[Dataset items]

[Start]

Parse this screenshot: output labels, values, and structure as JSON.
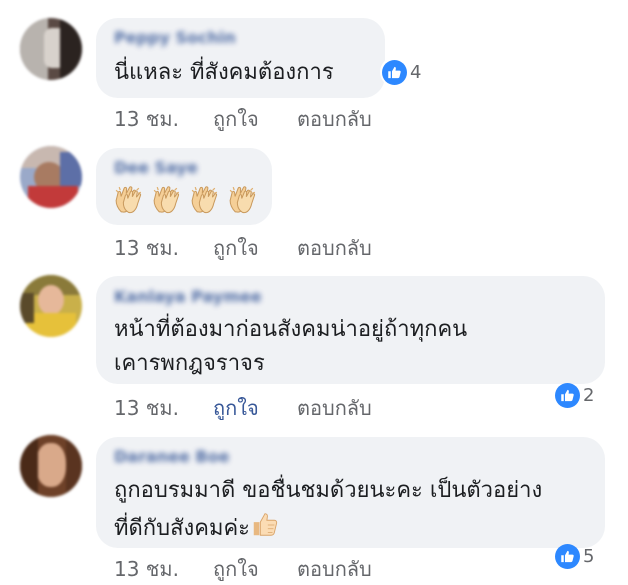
{
  "comments": [
    {
      "author": "Peppy Sochin",
      "text_lines": [
        "นี่แหละ ที่สังคมต้องการ"
      ],
      "time": "13 ชม.",
      "like_label": "ถูกใจ",
      "reply_label": "ตอบกลับ",
      "reactions": "4",
      "liked": false
    },
    {
      "author": "Dee Saye",
      "text_lines": [],
      "emoji": [
        "clapping-hands",
        "clapping-hands",
        "clapping-hands",
        "clapping-hands"
      ],
      "time": "13 ชม.",
      "like_label": "ถูกใจ",
      "reply_label": "ตอบกลับ",
      "liked": false
    },
    {
      "author": "Kanlaya Paymee",
      "text_lines": [
        "หน้าที่ต้องมาก่อนสังคมน่าอยู่ถ้าทุกคน",
        "เคารพกฎจราจร"
      ],
      "time": "13 ชม.",
      "like_label": "ถูกใจ",
      "reply_label": "ตอบกลับ",
      "reactions": "2",
      "liked": true
    },
    {
      "author": "Daranee Boe",
      "text_lines": [
        "ถูกอบรมมาดี ขอชื่นชมด้วยนะคะ เป็นตัวอย่าง",
        "ที่ดีกับสังคมค่ะ"
      ],
      "trailing_emoji": "thumbs-up",
      "time": "13 ชม.",
      "like_label": "ถูกใจ",
      "reply_label": "ตอบกลับ",
      "reactions": "5",
      "liked": false
    }
  ],
  "colors": {
    "bubble": "#f0f2f5",
    "like_blue": "#2d88ff",
    "name_blue": "#385898",
    "meta_gray": "#65676b",
    "skin": "#f5cf97"
  },
  "icons": {
    "reaction": "like-thumb-icon",
    "clap": "clapping-hands-emoji",
    "thumbs": "thumbs-up-emoji"
  }
}
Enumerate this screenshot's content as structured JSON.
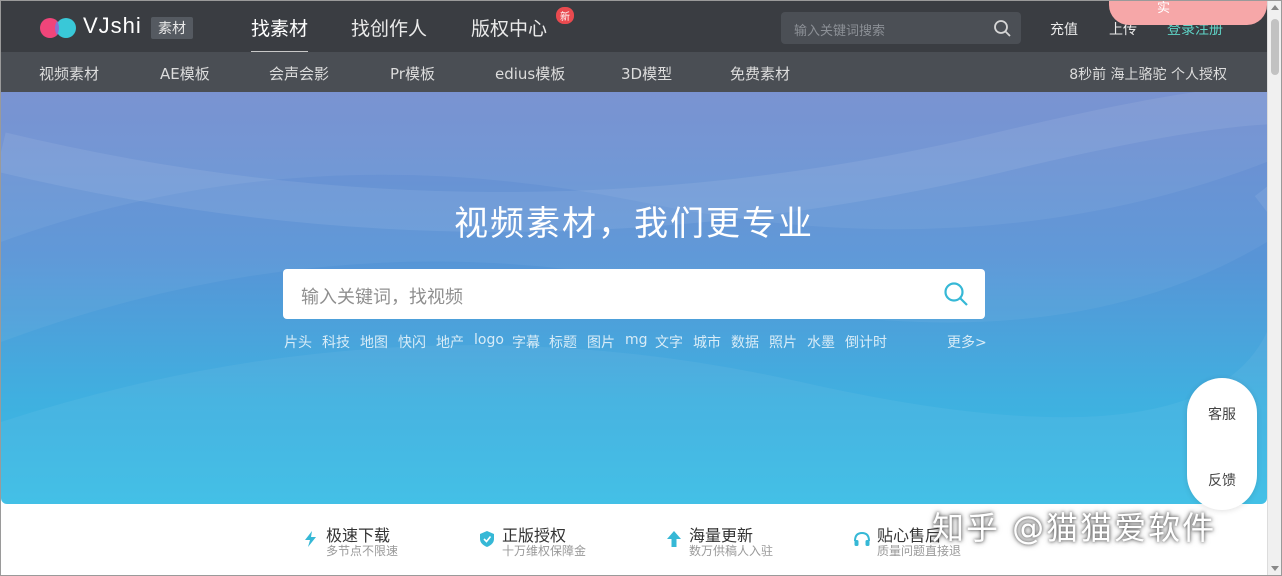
{
  "header": {
    "brand": "VJshi",
    "brand_tag": "素材",
    "nav": [
      "找素材",
      "找创作人",
      "版权中心"
    ],
    "new_badge": "新",
    "search_placeholder": "输入关键词搜索",
    "recharge": "充值",
    "upload": "上传",
    "login": "登录注册",
    "promo_text": "实"
  },
  "subnav": {
    "items": [
      "视频素材",
      "AE模板",
      "会声会影",
      "Pr模板",
      "edius模板",
      "3D模型",
      "免费素材"
    ],
    "activity": "8秒前 海上骆驼 个人授权"
  },
  "hero": {
    "title": "视频素材，我们更专业",
    "search_placeholder": "输入关键词，找视频",
    "tags": [
      "片头",
      "科技",
      "地图",
      "快闪",
      "地产",
      "logo",
      "字幕",
      "标题",
      "图片",
      "mg",
      "文字",
      "城市",
      "数据",
      "照片",
      "水墨",
      "倒计时"
    ],
    "more": "更多>"
  },
  "side_widget": {
    "service": "客服",
    "feedback": "反馈"
  },
  "features": [
    {
      "title": "极速下载",
      "sub": "多节点不限速",
      "icon": "lightning-icon"
    },
    {
      "title": "正版授权",
      "sub": "十万维权保障金",
      "icon": "shield-icon"
    },
    {
      "title": "海量更新",
      "sub": "数万供稿人入驻",
      "icon": "arrow-up-icon"
    },
    {
      "title": "贴心售后",
      "sub": "质量问题直接退",
      "icon": "headphones-icon"
    }
  ],
  "watermark": "知乎 @猫猫爱软件",
  "colors": {
    "accent": "#36b8d6",
    "nav_bg": "#3a3d42",
    "subnav_bg": "#4a4e54",
    "login": "#5fd3c6",
    "badge": "#e94a4f"
  }
}
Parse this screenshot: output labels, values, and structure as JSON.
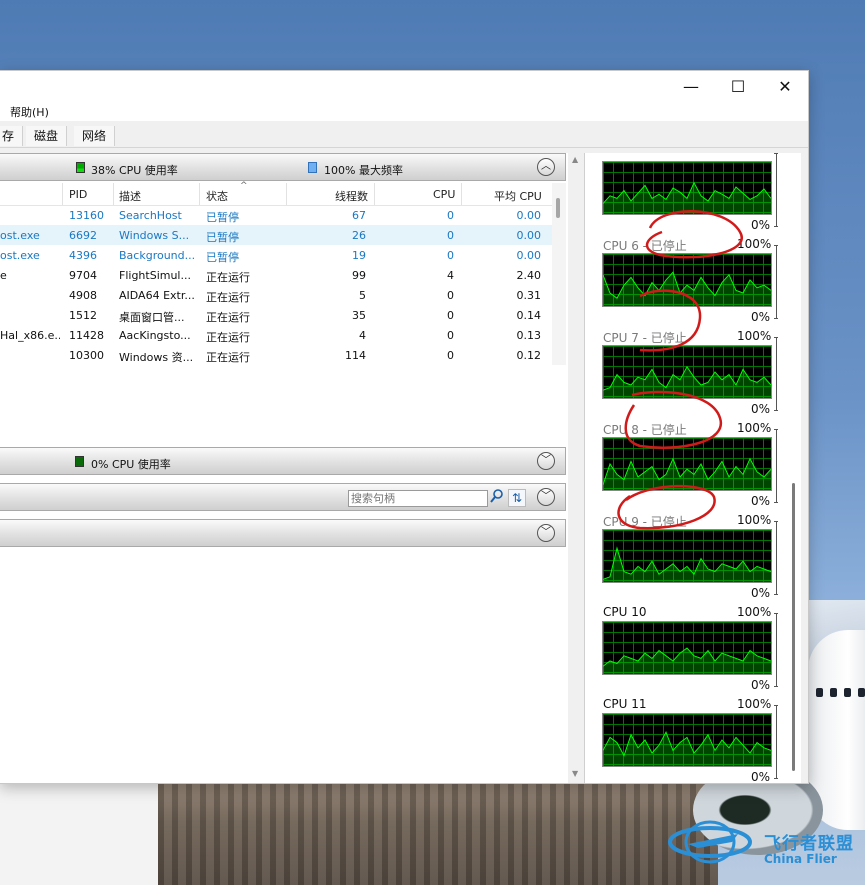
{
  "window": {
    "minimize_glyph": "—",
    "maximize_glyph": "☐",
    "close_glyph": "✕"
  },
  "menu": {
    "help_label": "帮助(H)"
  },
  "tabs": [
    {
      "label": "存"
    },
    {
      "label": "磁盘"
    },
    {
      "label": "网络"
    }
  ],
  "cpu_section": {
    "cpu_usage_label": "38% CPU 使用率",
    "max_freq_label": "100% 最大频率",
    "collapse_glyph": "︿"
  },
  "process_table": {
    "columns": [
      "PID",
      "描述",
      "状态",
      "线程数",
      "CPU",
      "平均 CPU"
    ],
    "rows": [
      {
        "image": "",
        "pid": "13160",
        "desc": "SearchHost",
        "status": "已暂停",
        "threads": "67",
        "cpu": "0",
        "avg_cpu": "0.00",
        "suspended": true,
        "selected": false
      },
      {
        "image": "ost.exe",
        "pid": "6692",
        "desc": "Windows S...",
        "status": "已暂停",
        "threads": "26",
        "cpu": "0",
        "avg_cpu": "0.00",
        "suspended": true,
        "selected": true
      },
      {
        "image": "ost.exe",
        "pid": "4396",
        "desc": "Background...",
        "status": "已暂停",
        "threads": "19",
        "cpu": "0",
        "avg_cpu": "0.00",
        "suspended": true,
        "selected": false
      },
      {
        "image": "e",
        "pid": "9704",
        "desc": "FlightSimul...",
        "status": "正在运行",
        "threads": "99",
        "cpu": "4",
        "avg_cpu": "2.40",
        "suspended": false,
        "selected": false
      },
      {
        "image": "",
        "pid": "4908",
        "desc": "AIDA64 Extr...",
        "status": "正在运行",
        "threads": "5",
        "cpu": "0",
        "avg_cpu": "0.31",
        "suspended": false,
        "selected": false
      },
      {
        "image": "",
        "pid": "1512",
        "desc": "桌面窗口管...",
        "status": "正在运行",
        "threads": "35",
        "cpu": "0",
        "avg_cpu": "0.14",
        "suspended": false,
        "selected": false
      },
      {
        "image": "Hal_x86.e...",
        "pid": "11428",
        "desc": "AacKingsto...",
        "status": "正在运行",
        "threads": "4",
        "cpu": "0",
        "avg_cpu": "0.13",
        "suspended": false,
        "selected": false
      },
      {
        "image": "",
        "pid": "10300",
        "desc": "Windows 资...",
        "status": "正在运行",
        "threads": "114",
        "cpu": "0",
        "avg_cpu": "0.12",
        "suspended": false,
        "selected": false
      }
    ]
  },
  "disk_section": {
    "label": "0% CPU 使用率",
    "expand_glyph": "﹀"
  },
  "handles_section": {
    "search_placeholder": "搜索句柄",
    "expand_glyph": "﹀"
  },
  "modules_section": {
    "expand_glyph": "﹀"
  },
  "cpu_cores": [
    {
      "name": "",
      "max": "",
      "min": "0%",
      "stopped": false,
      "values": [
        20,
        35,
        30,
        45,
        25,
        40,
        55,
        30,
        38,
        28,
        50,
        42,
        30,
        60,
        35,
        25,
        45,
        38,
        30,
        52,
        40,
        28,
        35,
        48,
        30
      ]
    },
    {
      "name": "CPU 6 - 已停止",
      "max": "100%",
      "min": "0%",
      "stopped": true,
      "values": [
        60,
        25,
        15,
        40,
        55,
        35,
        20,
        45,
        30,
        50,
        65,
        25,
        40,
        30,
        55,
        35,
        20,
        45,
        60,
        30,
        25,
        50,
        35,
        40,
        30
      ]
    },
    {
      "name": "CPU 7 - 已停止",
      "max": "100%",
      "min": "0%",
      "stopped": true,
      "values": [
        15,
        20,
        45,
        30,
        25,
        40,
        35,
        55,
        30,
        20,
        45,
        35,
        60,
        40,
        25,
        30,
        50,
        35,
        45,
        25,
        55,
        35,
        30,
        40,
        25
      ]
    },
    {
      "name": "CPU 8 - 已停止",
      "max": "100%",
      "min": "0%",
      "stopped": true,
      "values": [
        10,
        50,
        30,
        20,
        55,
        25,
        35,
        45,
        20,
        30,
        60,
        25,
        40,
        30,
        50,
        20,
        35,
        55,
        25,
        45,
        30,
        60,
        35,
        25,
        40
      ]
    },
    {
      "name": "CPU 9 - 已停止",
      "max": "100%",
      "min": "0%",
      "stopped": true,
      "values": [
        5,
        10,
        65,
        20,
        15,
        30,
        20,
        40,
        15,
        25,
        35,
        20,
        30,
        15,
        45,
        25,
        20,
        35,
        30,
        25,
        40,
        20,
        30,
        25,
        20
      ]
    },
    {
      "name": "CPU 10",
      "max": "100%",
      "min": "0%",
      "stopped": false,
      "values": [
        15,
        25,
        20,
        35,
        30,
        25,
        40,
        30,
        45,
        35,
        25,
        40,
        50,
        35,
        30,
        45,
        25,
        40,
        35,
        30,
        25,
        45,
        35,
        30,
        25
      ]
    },
    {
      "name": "CPU 11",
      "max": "100%",
      "min": "0%",
      "stopped": false,
      "values": [
        30,
        55,
        45,
        20,
        60,
        35,
        50,
        25,
        40,
        65,
        30,
        45,
        55,
        25,
        40,
        60,
        30,
        50,
        35,
        55,
        40,
        25,
        45,
        35,
        30
      ]
    }
  ],
  "watermark": {
    "cn": "飞行者联盟",
    "en": "China Flier"
  },
  "colors": {
    "graph_line": "#00ff00",
    "graph_grid": "#008200",
    "suspended_text": "#1a78c2",
    "selection": "#e5f3fb",
    "annotation": "#d11a1a"
  }
}
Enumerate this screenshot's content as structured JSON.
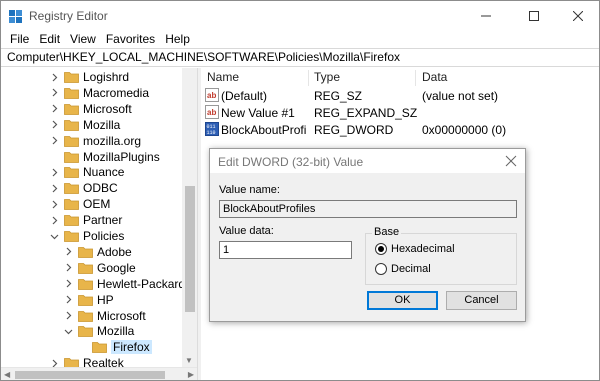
{
  "window": {
    "title": "Registry Editor"
  },
  "menu": [
    "File",
    "Edit",
    "View",
    "Favorites",
    "Help"
  ],
  "address": "Computer\\HKEY_LOCAL_MACHINE\\SOFTWARE\\Policies\\Mozilla\\Firefox",
  "tree": [
    {
      "label": "Logishrd",
      "expanded": false
    },
    {
      "label": "Macromedia",
      "expanded": false
    },
    {
      "label": "Microsoft",
      "expanded": false
    },
    {
      "label": "Mozilla",
      "expanded": false
    },
    {
      "label": "mozilla.org",
      "expanded": false
    },
    {
      "label": "MozillaPlugins",
      "expanded": null
    },
    {
      "label": "Nuance",
      "expanded": false
    },
    {
      "label": "ODBC",
      "expanded": false
    },
    {
      "label": "OEM",
      "expanded": false
    },
    {
      "label": "Partner",
      "expanded": false
    },
    {
      "label": "Policies",
      "expanded": true
    },
    {
      "label": "Adobe",
      "expanded": false
    },
    {
      "label": "Google",
      "expanded": false
    },
    {
      "label": "Hewlett-Packard",
      "expanded": false
    },
    {
      "label": "HP",
      "expanded": false
    },
    {
      "label": "Microsoft",
      "expanded": false
    },
    {
      "label": "Mozilla",
      "expanded": true
    },
    {
      "label": "Firefox",
      "expanded": null,
      "selected": true
    },
    {
      "label": "Realtek",
      "expanded": false
    }
  ],
  "columns": {
    "name": "Name",
    "type": "Type",
    "data": "Data"
  },
  "values": [
    {
      "name": "(Default)",
      "type": "REG_SZ",
      "data": "(value not set)",
      "icon": "string-value-icon"
    },
    {
      "name": "New Value #1",
      "type": "REG_EXPAND_SZ",
      "data": "",
      "icon": "string-value-icon"
    },
    {
      "name": "BlockAboutProfil...",
      "type": "REG_DWORD",
      "data": "0x00000000 (0)",
      "icon": "binary-value-icon"
    }
  ],
  "dialog": {
    "title": "Edit DWORD (32-bit) Value",
    "value_name_label": "Value name:",
    "value_name": "BlockAboutProfiles",
    "value_data_label": "Value data:",
    "value_data": "1",
    "base_label": "Base",
    "base_options": [
      {
        "label": "Hexadecimal",
        "checked": true
      },
      {
        "label": "Decimal",
        "checked": false
      }
    ],
    "ok_label": "OK",
    "cancel_label": "Cancel"
  },
  "colors": {
    "folder": "#e8b54a",
    "selection": "#cce8ff",
    "string_icon": "#c0392b",
    "binary_icon": "#2e5fb5",
    "app_icon": "#1e73be"
  }
}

[End]

§ **The request**
Looking at the data above, show all lines where the word "reactions" occurs.

§ **Task answer**
      "reactions": "4",
      "reactions": "2",
      "reactions": "5",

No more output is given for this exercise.